:: Exercise instructions ::
(A) In the Astros article, rewrite the passage that begins at the words "So although they'll" and stops after "and .335 on-base percentage.", replacing "Colorado" with "Denver".
(B) In one to three sentences, explain why the Astros article calls June an atypical month on Houston's schedule.
(C) Resume the Astros article from its final sentence.

:: Excerpt ::
-----

Houston still owns their division

The AL West still goes through Houston

Photo by Ronald Martinez/Getty Images

Despite the uncharacteristic struggles in the late stages of June for the Astros, they did finish the month by accomplishing a feat that is very much typical for this team: winning a series against a division opponent. Although the concern surrounding Houston's dwindling division lead was warranted, I think it's also fair to mention that June was anything but a typical month on the schedule.

Houston had just nine games against their division in June, sandwiching a month filled with opponents they are mostly unfamiliar facing. Within that, they had three inter-league matchups including the series with the Reds in Cincinnati where they lost their DH spot in the lineup. Additionally, June was a month where injuries plagued the team, with three of their core players in Jose Altuve, George Springer, and Carlos Correa all sidelined for at least part of the month.

While the slump in the middle of the month hurt the Astros, they have plenty of games left to regain their position as the best team in the league, and I would say their chances to do so are favorable.

Ending the month with a sweep 

There are still five games to go before the All-Star break, but the Astros are looking strong having finished the month of June with a clean sweep of division-rival Seattle. The weekend series was a return to form for the team, other than the rough start for Justin Verlander on Saturday. Both Wade Miley and Gerrit Cole had great starts, and although Houston's bats struggled at the beginning of the first of the three games, they had two walk-off hits from Yuli Gurriel then were able to get plenty of offense on Sunday to win the lopsided finale.

So although they'll make a trip to Colorado for two more games against the NL in another inter-league matchup, they will wrap up the first half with a three-game series with the Angels at home, where they are 10-0 against AL West opponents.

Better offense against familiar pitching

One interesting statistic that stood out to me is putting numbers to the struggles the Astros have had against non-division opponents this year. Against the AL West, the Astros, as a team, are batting .281 with a 16% strikeout rate and .353 on-base percentage. If you exclude the division and look at every other opponent, those numbers drop to a .258 average, 19% strikeout rate, and .335 on-base percentage.

When you look at some of the core players, this is true of them as well with Alex Bregman slashing .374 / .453 / .673 against the AL West and .205 / .345 / .457 against everyone else, Jose Altuve at .270 / .345 / .432 vs. .230 / .302 / .469 and George Springer at .356 / .429 / .733 against the division compared to .278 / .361 / .548 when batting against the rest of the league.

While this isn't a great sign when it comes to the playoffs when they would have to venture out of their division, it does bode well for the second half of the season which is chocked full of series against the AL West.

-----

:: Extracted information ::
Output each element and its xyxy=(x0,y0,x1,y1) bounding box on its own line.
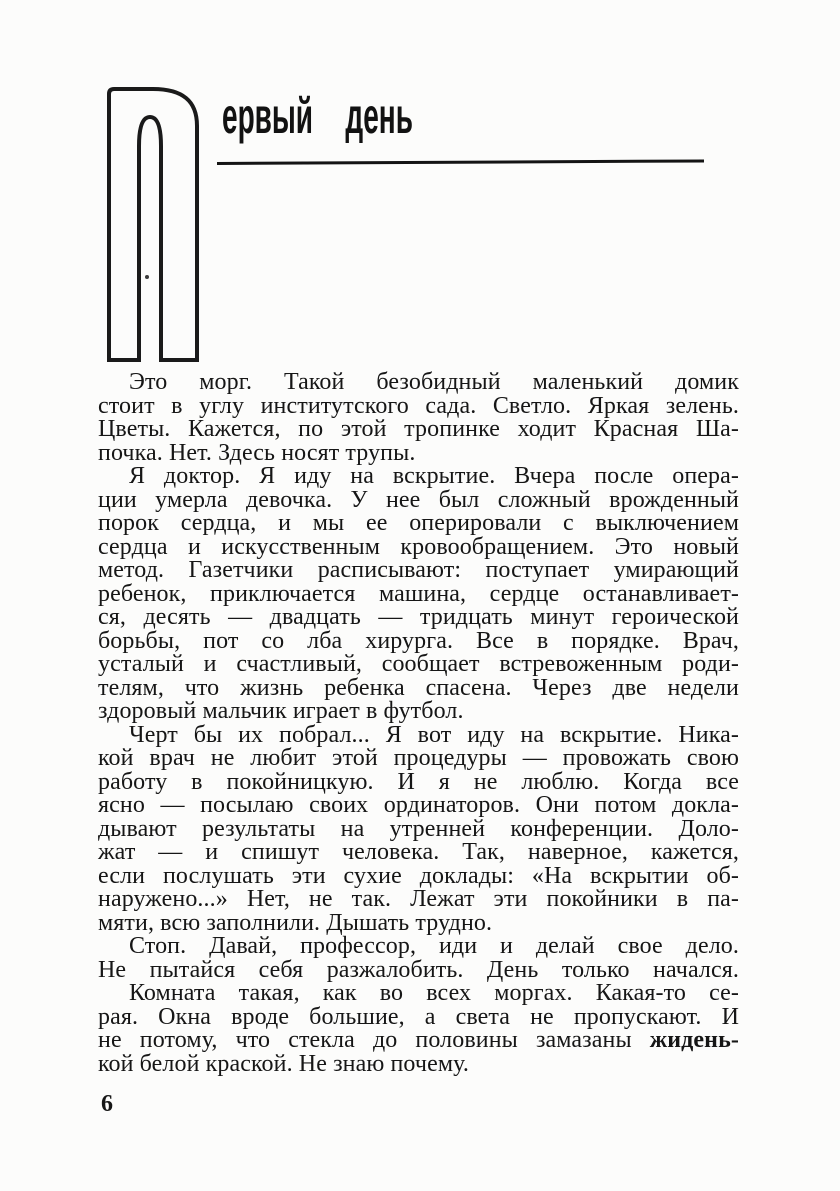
text-line xyxy=(98,606,739,630)
text-run: рая. Окна вроде большие, а света не пропускают. И xyxy=(98,1003,739,1030)
text-run: жат — и спишут человека. Так, наверное, кажется, xyxy=(98,839,739,865)
text-line xyxy=(98,486,739,513)
text-run: ребенок, приключается машина, сердце останавливает- xyxy=(98,580,739,607)
dropcap-letter-p xyxy=(107,86,199,363)
text-run: телям, что жизнь ребенка спасена. Через две недели xyxy=(98,674,739,701)
chapter-dropcap xyxy=(107,86,199,363)
text-run: ся, десять — двадцать — тридцать минут героической xyxy=(98,604,739,630)
text-run: порок сердца, и мы ее оперировали с выключением xyxy=(98,510,739,536)
text-line xyxy=(98,1003,739,1030)
page-number: 6 xyxy=(101,1091,113,1117)
text-line xyxy=(98,512,739,536)
body-text xyxy=(98,371,739,1076)
text-line xyxy=(98,794,739,818)
text-run: если послушать эти сухие доклады: «На вскрытии об- xyxy=(98,862,739,889)
text-run: наружено...» Нет, не так. Лежат эти покойники в па- xyxy=(98,886,739,912)
text-line xyxy=(98,653,739,677)
text-line xyxy=(98,888,739,912)
text-run: не потому, что стекла до половины замазаны xyxy=(98,1027,650,1053)
text-run: здоровый мальчик играет в футбол. xyxy=(98,698,464,724)
text-line xyxy=(98,1029,739,1053)
text-line xyxy=(98,392,739,419)
text-line xyxy=(98,768,739,795)
text-line xyxy=(98,841,739,865)
text-line xyxy=(98,747,739,771)
text-line xyxy=(98,956,739,983)
text-run: кой белой краской. Не знаю почему. xyxy=(98,1050,469,1077)
text-run: Черт бы их побрал... Я вот иду на вскрытие. Ника- xyxy=(129,721,739,748)
text-line xyxy=(98,674,739,701)
text-line xyxy=(98,700,739,724)
text-run: сердца и искусственным кровообращением. Это новый xyxy=(98,533,739,560)
text-run: мяти, всю заполнили. Дышать трудно. xyxy=(98,909,493,936)
text-run: ясно — посылаю своих ординаторов. Они потом докла- xyxy=(98,792,739,818)
text-run: Я доктор. Я иду на вскрытие. Вчера после опера- xyxy=(129,463,739,489)
text-run: почка. Нет. Здесь носят трупы. xyxy=(98,439,416,466)
chapter-rule-divider xyxy=(217,159,704,165)
text-line xyxy=(98,439,739,466)
text-run: Это морг. Такой безобидный маленький домик xyxy=(129,369,739,395)
text-run: кой врач не любит этой процедуры — провожать свою xyxy=(98,745,739,771)
text-line xyxy=(98,909,739,936)
text-line xyxy=(98,371,739,395)
text-line xyxy=(98,815,739,842)
text-run: Комната такая, как во всех моргах. Какая-то се- xyxy=(129,980,739,1006)
bold-text: жидень- xyxy=(649,1027,739,1053)
text-run: борьбы, пот со лба хирурга. Все в порядке. Врач, xyxy=(98,627,739,654)
text-line xyxy=(98,418,739,442)
text-line xyxy=(98,982,739,1006)
text-run: Цветы. Кажется, по этой тропинке ходит Красная Ша- xyxy=(98,416,739,442)
text-line xyxy=(98,627,739,654)
text-line xyxy=(98,935,739,959)
text-line xyxy=(98,580,739,607)
text-run: работу в покойницкую. И я не люблю. Когда все xyxy=(98,768,739,795)
text-run: Не пытайся себя разжалобить. День только начался. xyxy=(98,956,739,983)
text-line xyxy=(98,862,739,889)
text-run: Стоп. Давай, профессор, иди и делай свое дело. xyxy=(129,933,739,959)
text-run: метод. Газетчики расписывают: поступает умирающий xyxy=(98,557,739,583)
text-line xyxy=(98,465,739,489)
text-line xyxy=(98,1050,739,1077)
text-line xyxy=(98,721,739,748)
text-line xyxy=(98,559,739,583)
text-run: ции умерла девочка. У нее был сложный врожденный xyxy=(98,486,739,513)
print-speck xyxy=(145,275,149,279)
text-run: стоит в углу институтского сада. Светло. Яркая зелень. xyxy=(98,392,739,419)
text-line xyxy=(98,533,739,560)
text-run: усталый и счастливый, сообщает встревоженным роди- xyxy=(98,651,739,677)
chapter-title: ервый день xyxy=(222,88,413,144)
text-run: дывают результаты на утренней конференции. Доло- xyxy=(98,815,739,842)
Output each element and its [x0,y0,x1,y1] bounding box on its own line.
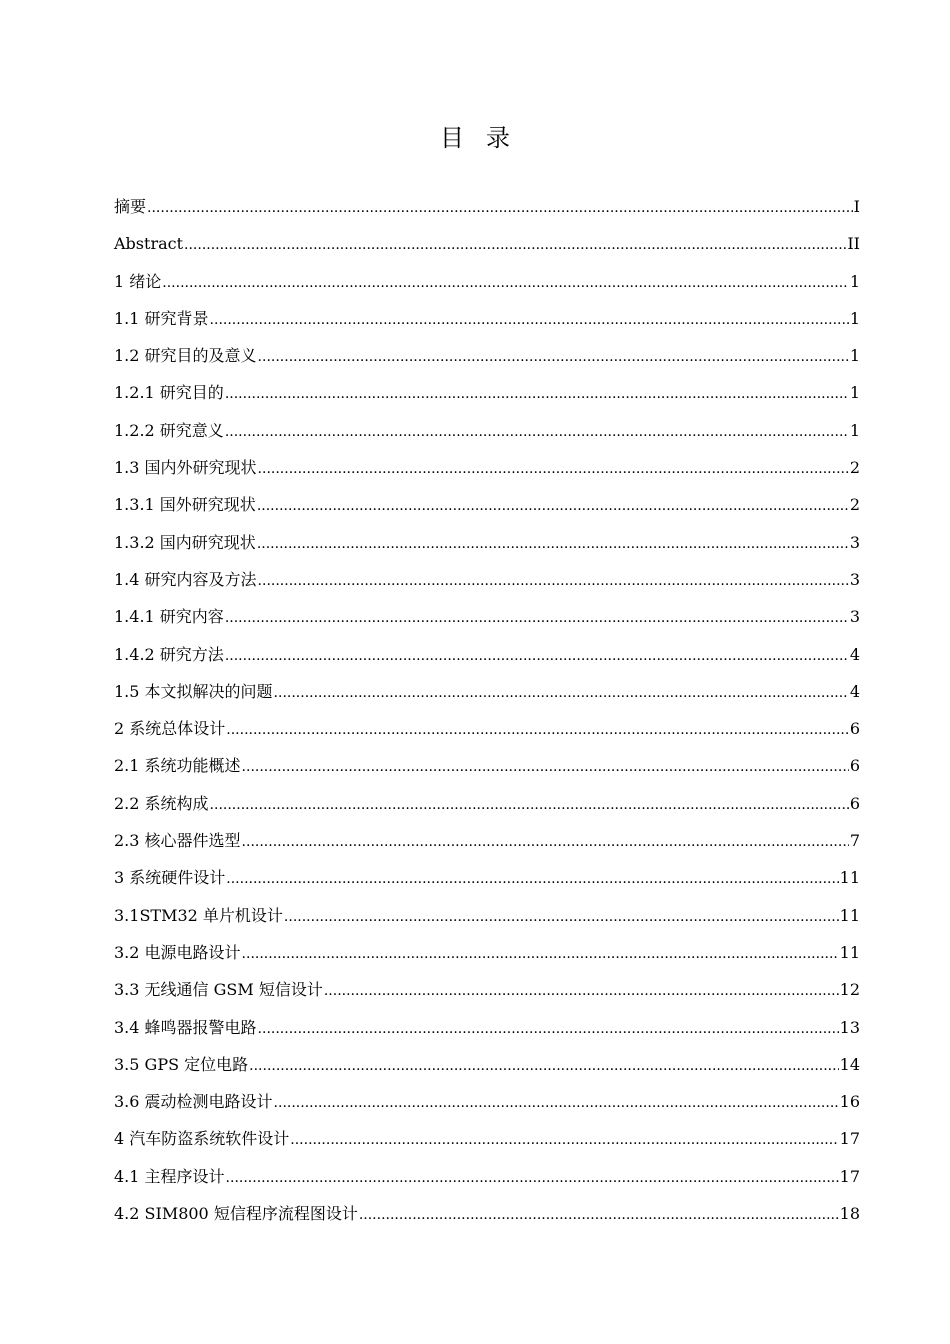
toc-entry[interactable] [114,1158,860,1195]
toc-entry[interactable] [114,1195,860,1232]
dot-leader [258,337,849,376]
toc-entry[interactable] [114,673,860,710]
dot-leader [147,188,853,227]
toc-entry-page-number: 3 [849,532,860,552]
toc-entry-title: 1.2.1 研究目的 [114,383,224,403]
toc-entry[interactable] [114,598,860,635]
dot-leader [257,524,849,563]
toc-entry[interactable] [114,300,860,337]
dot-leader [226,1158,839,1197]
toc-entry[interactable] [114,636,860,673]
toc-entry[interactable] [114,1120,860,1157]
dot-leader [184,225,846,264]
toc-entry-title: 1.3.2 国内研究现状 [114,532,256,552]
toc-entry-page-number: I [853,197,860,216]
dot-leader [242,934,839,973]
toc-entry-page-number: 11 [839,905,860,925]
dot-leader [210,300,849,339]
dot-leader [226,859,838,898]
dot-leader [210,785,849,824]
dot-leader [249,1046,839,1085]
dot-leader [257,486,849,525]
toc-entry-page-number: 11 [839,868,860,888]
dot-leader [258,561,849,600]
toc-entry-page-number: 1 [849,420,860,440]
toc-entry[interactable] [114,412,860,449]
toc-entry[interactable] [114,188,860,225]
dot-leader [162,263,849,302]
toc-entry[interactable] [114,263,860,300]
dot-leader [225,412,849,451]
dot-leader [258,449,849,488]
dot-leader [359,1195,839,1234]
toc-entry-title: 2.2 系统构成 [114,793,209,813]
toc-entry-title: 3.6 震动检测电路设计 [114,1092,273,1112]
toc-entry[interactable] [114,971,860,1008]
dot-leader [226,710,849,749]
toc-entry[interactable] [114,337,860,374]
toc-entry[interactable] [114,934,860,971]
toc-entry-title: 1.3.1 国外研究现状 [114,495,256,515]
dot-leader [225,374,849,413]
toc-entry-title: 4 汽车防盗系统软件设计 [114,1129,290,1149]
toc-entry[interactable] [114,747,860,784]
toc-entry-page-number: 16 [839,1092,860,1112]
toc-entry-page-number: 7 [849,831,860,851]
toc-entry-page-number: 6 [849,793,860,813]
toc-entry-title: 1.2 研究目的及意义 [114,346,257,366]
toc-entry-page-number: 3 [849,569,860,589]
toc-entry-title: 3 系统硬件设计 [114,868,226,888]
toc-entry-page-number: 6 [849,756,860,776]
toc-entry[interactable] [114,449,860,486]
dot-leader [225,598,849,637]
toc-entry-page-number: 17 [839,1166,860,1186]
toc-entry-title: 1.3 国内外研究现状 [114,458,257,478]
toc-entry[interactable] [114,374,860,411]
toc-entry-page-number: 14 [839,1054,860,1074]
toc-entry[interactable] [114,1009,860,1046]
toc-entry[interactable] [114,897,860,934]
dot-leader [284,897,839,936]
toc-entry-title: 4.2 SIM800 短信程序流程图设计 [114,1204,358,1224]
toc-entry-title: 1.4 研究内容及方法 [114,569,257,589]
toc-entry-title: 1.1 研究背景 [114,308,209,328]
toc-entry-page-number: 13 [839,1017,860,1037]
toc-entry-page-number: 12 [839,980,860,1000]
toc-entry-title: 2 系统总体设计 [114,719,226,739]
toc-entry[interactable] [114,859,860,896]
dot-leader [258,1009,839,1048]
toc-entry[interactable] [114,785,860,822]
toc-entry-page-number: 18 [839,1204,860,1224]
toc-entry[interactable] [114,1083,860,1120]
toc-entry-page-number: 2 [849,495,860,515]
dot-leader [225,636,849,675]
toc-entry[interactable] [114,710,860,747]
toc-entry[interactable] [114,561,860,598]
toc-entry-title: 1.2.2 研究意义 [114,420,224,440]
toc-entry-title: 摘要 [114,197,147,216]
toc-entry[interactable] [114,822,860,859]
toc-entry-title: 3.2 电源电路设计 [114,942,241,962]
toc-entry-page-number: 1 [849,346,860,366]
toc-entry[interactable] [114,486,860,523]
toc-entry-title: 1.4.1 研究内容 [114,607,224,627]
toc-entry-page-number: 1 [849,308,860,328]
dot-leader [274,673,849,712]
toc-entry-title: 1 绪论 [114,271,162,291]
toc-entry-title: 3.4 蜂鸣器报警电路 [114,1017,257,1037]
dot-leader [274,1083,839,1122]
toc-entry-title: 3.3 无线通信 GSM 短信设计 [114,980,323,1000]
toc-entry-title: 2.1 系统功能概述 [114,756,241,776]
toc-entry-page-number: 2 [849,458,860,478]
toc-entry-page-number: 3 [849,607,860,627]
toc-entry-page-number: II [847,234,860,254]
toc-entry-title: 1.4.2 研究方法 [114,644,224,664]
toc-title: 目录 [440,124,532,152]
toc-entry[interactable] [114,524,860,561]
toc-entry-title: 3.5 GPS 定位电路 [114,1054,249,1074]
dot-leader [290,1120,838,1159]
toc-entry-page-number: 1 [849,271,860,291]
toc-entry-title: 2.3 核心器件选型 [114,831,241,851]
toc-entry-title: 4.1 主程序设计 [114,1166,225,1186]
toc-entry-page-number: 4 [849,681,860,701]
toc-entry-title: Abstract [114,234,184,254]
toc-entry-title: 3.1STM32 单片机设计 [114,905,283,925]
toc-entry[interactable] [114,225,860,262]
toc-entry[interactable] [114,1046,860,1083]
dot-leader [242,822,849,861]
dot-leader [242,747,849,786]
toc-entry-page-number: 6 [849,719,860,739]
toc-entry-page-number: 1 [849,383,860,403]
dot-leader [324,971,839,1010]
toc-entry-page-number: 11 [839,942,860,962]
toc-entry-page-number: 4 [849,644,860,664]
toc-list [114,188,860,1232]
toc-entry-page-number: 17 [839,1129,860,1149]
toc-entry-title: 1.5 本文拟解决的问题 [114,681,273,701]
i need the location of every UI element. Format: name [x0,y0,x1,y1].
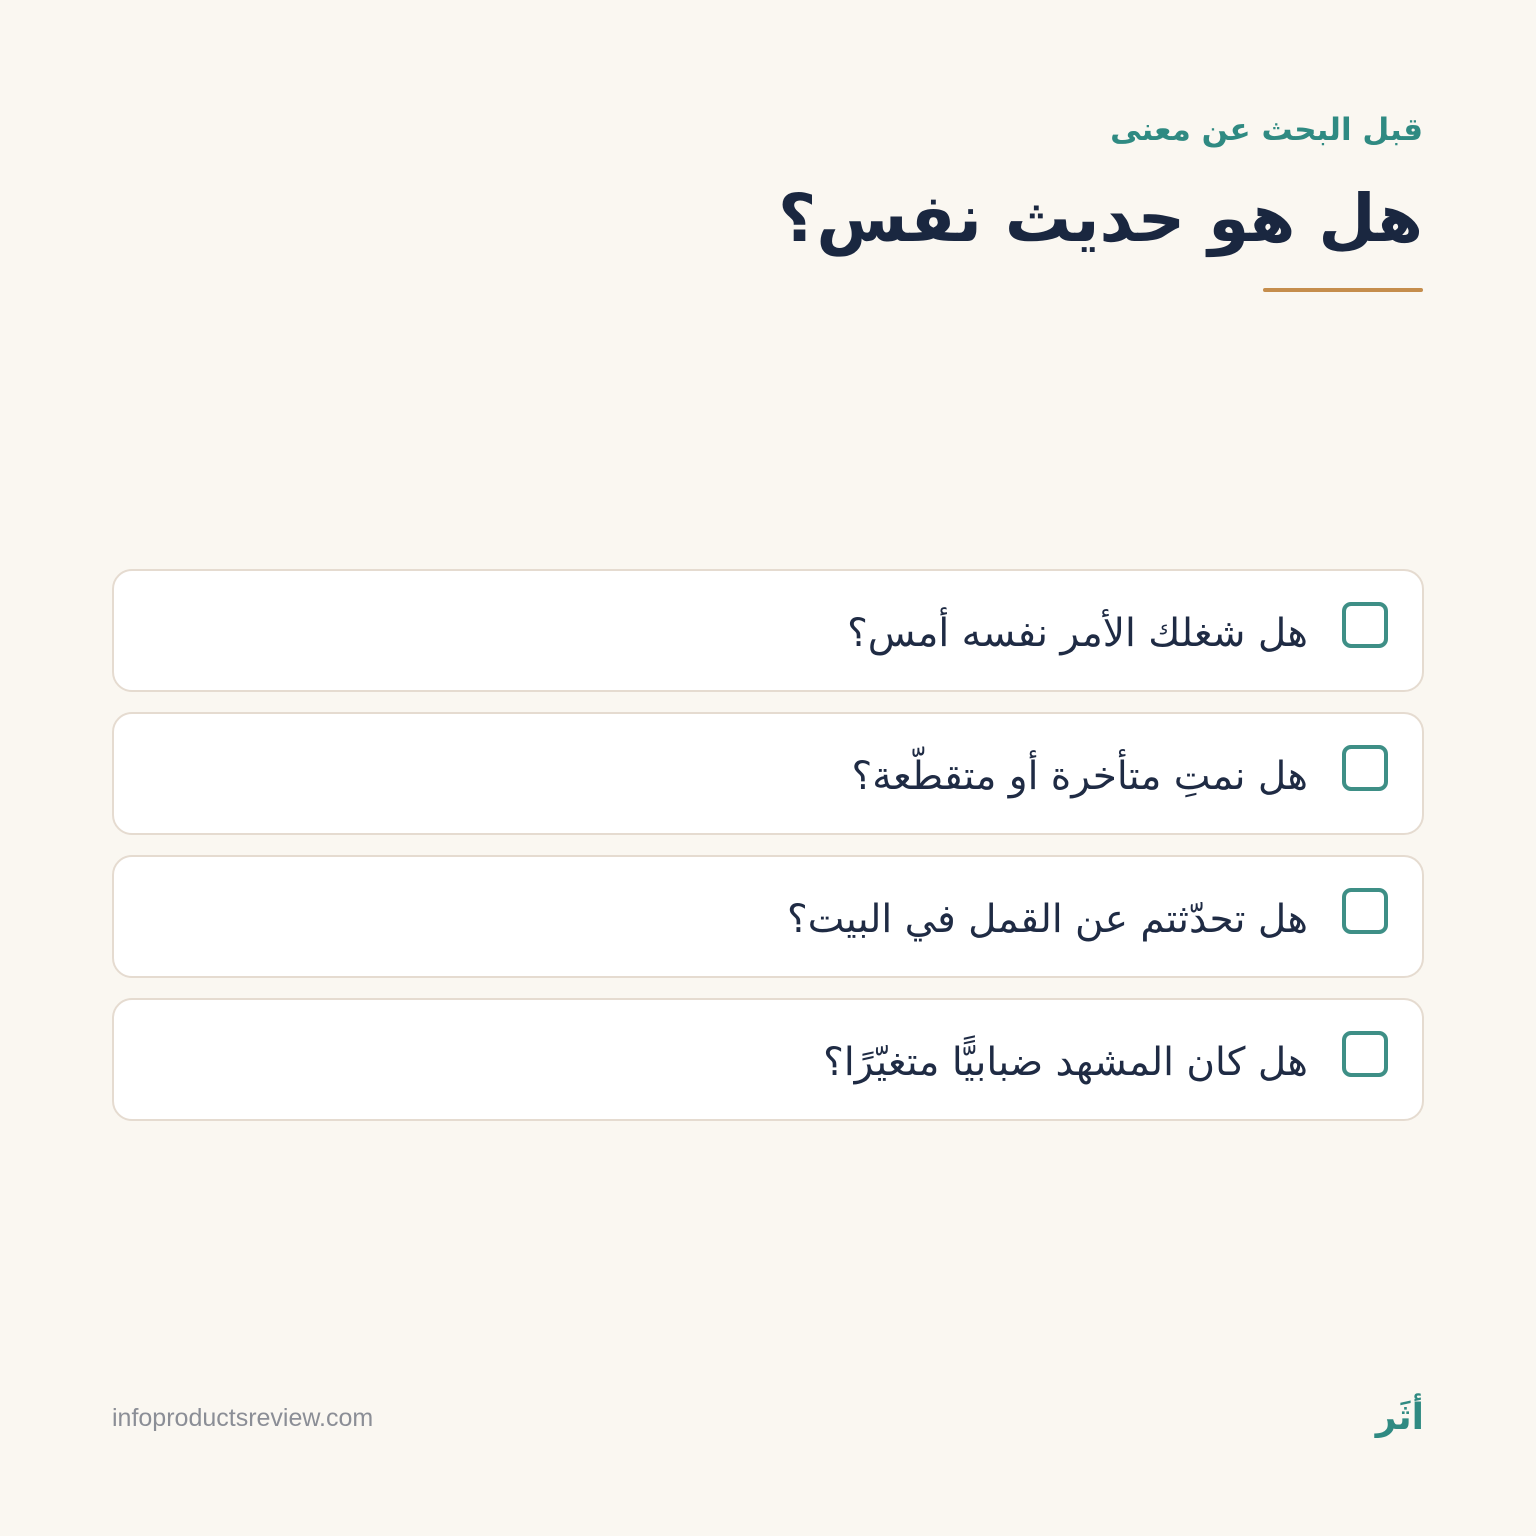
checkbox-icon[interactable] [1342,1031,1388,1077]
checklist-item-label: هل نمتِ متأخرة أو متقطّعة؟ [851,753,1308,799]
title-divider [1263,288,1423,292]
checklist-item[interactable] [112,712,1424,835]
checkbox-icon[interactable] [1342,745,1388,791]
page-title: هل هو حديث نفس؟ [778,180,1423,257]
checklist-item[interactable] [112,998,1424,1121]
checklist-item-label: هل تحدّثتم عن القمل في البيت؟ [786,896,1308,942]
brand-logo: أثَر [1375,1397,1424,1438]
eyebrow-text: قبل البحث عن معنى [1110,112,1423,148]
checklist-item-label: هل كان المشهد ضبابيًّا متغيّرًا؟ [823,1039,1308,1085]
checkbox-icon[interactable] [1342,602,1388,648]
footer-url: infoproductsreview.com [112,1404,374,1432]
header [523,100,1423,278]
checkbox-icon[interactable] [1342,888,1388,934]
checklist-item[interactable] [112,855,1424,978]
checklist-item-label: هل شغلك الأمر نفسه أمس؟ [847,610,1308,656]
checklist [112,569,1424,1141]
checklist-item[interactable] [112,569,1424,692]
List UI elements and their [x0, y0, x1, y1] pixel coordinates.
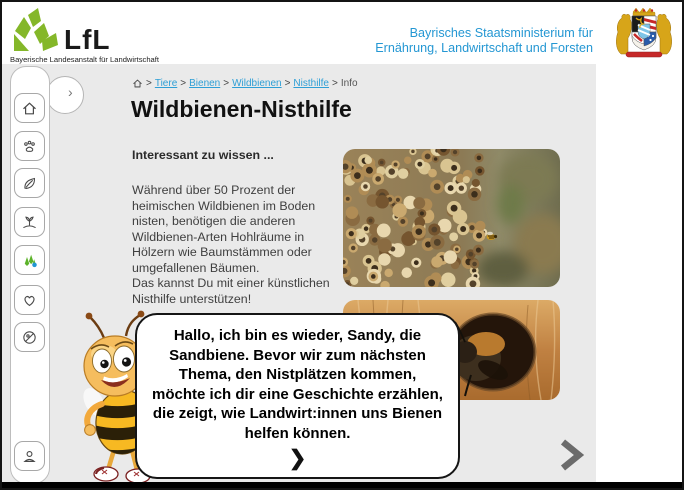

-----

:: Per-task answers ::
(A)
So although they'll make a trip to Denver for two more games against the NL in another inter-league matchup, they will wrap up the first half with a three-game series with the Angels at home, where they are 10-0 against AL West opponents.

Better offense against familiar pitching

One interesting statistic that stood out to me is putting numbers to the struggles the Astros have had against non-division opponents this year. Against the AL West, the Astros, as a team, are batting .281 with a 16% strikeout rate and .353 on-base percentage. If you exclude the division and look at every other opponent, those numbers drop to a .258 average, 19% strikeout rate, and .335 on-base percentage.

(B) Houston played only nine games against its division in June and faced mostly unfamiliar opponents. Those included three inter-league matchups, one of them in Cincinnati, where the team lost its DH spot. Injuries also sidelined Jose Altuve, George Springer, and Carlos Correa for at least part of the month.

(C)
It's also an asset that they now have Michael Brantley, who, coming from the AL Central, is already having to adjust to a new division so when it comes to the playoffs should find himself well-adjusted to studying a new opponent quickly. Brantley is well-deserving of his starting position in the All-Star game, slashing .333 / .387 / .502 outside the division and .275 / .344 / .468 against his new foes in the AL West.

Better pitching against familiar batters

Similar to the offensive statistics, the same is true of Houston's pitching. Against the AL West, the team has a combined 3.74 ERA with an opponent batting average of .202. They also average 9.3 strikeouts, 3.3 walks, and 1.5 home runs per nine innings against the division. Inverse that, and the Astros have a combined 3.93 ERA, an opponent average of .226 and average 10.3 strikeouts, 2.5 walks, and 1.6 home runs per nine innings.

These are more promising numbers than the offensive numbers, showing that on average the reliable pitching of the Astros can match up well with any opponent. However, when you look at the recent matchups against the Reds, Yankees, and Pirates, those numbers balloon up to a 6.17 ERA, .278 average, along with 9.6 strikeouts, 3.2 walks, and 2.3 home runs per nine innings.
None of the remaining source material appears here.